[Stored items]
--*--
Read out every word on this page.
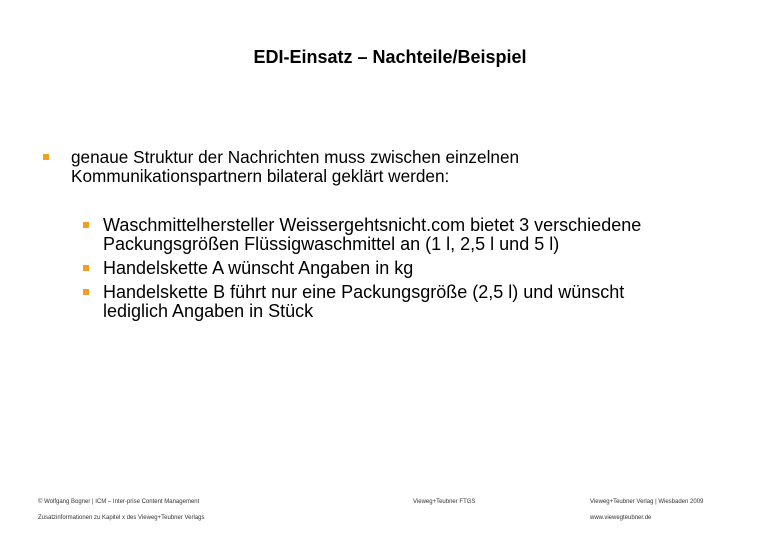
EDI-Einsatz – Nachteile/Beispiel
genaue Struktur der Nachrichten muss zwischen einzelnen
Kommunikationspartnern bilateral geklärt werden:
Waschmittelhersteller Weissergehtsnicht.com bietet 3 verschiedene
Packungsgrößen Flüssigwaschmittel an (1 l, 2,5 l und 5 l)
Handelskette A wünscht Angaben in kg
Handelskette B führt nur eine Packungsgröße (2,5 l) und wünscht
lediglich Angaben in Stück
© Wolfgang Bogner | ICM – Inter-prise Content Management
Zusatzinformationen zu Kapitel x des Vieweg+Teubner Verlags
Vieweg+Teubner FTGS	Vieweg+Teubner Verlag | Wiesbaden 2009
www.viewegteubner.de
--*--
■ Task statement
Extract every line containing the string "Angaben" from the data above.

■ Output of the task
Handelskette A wünscht Angaben in kg
lediglich Angaben in Stück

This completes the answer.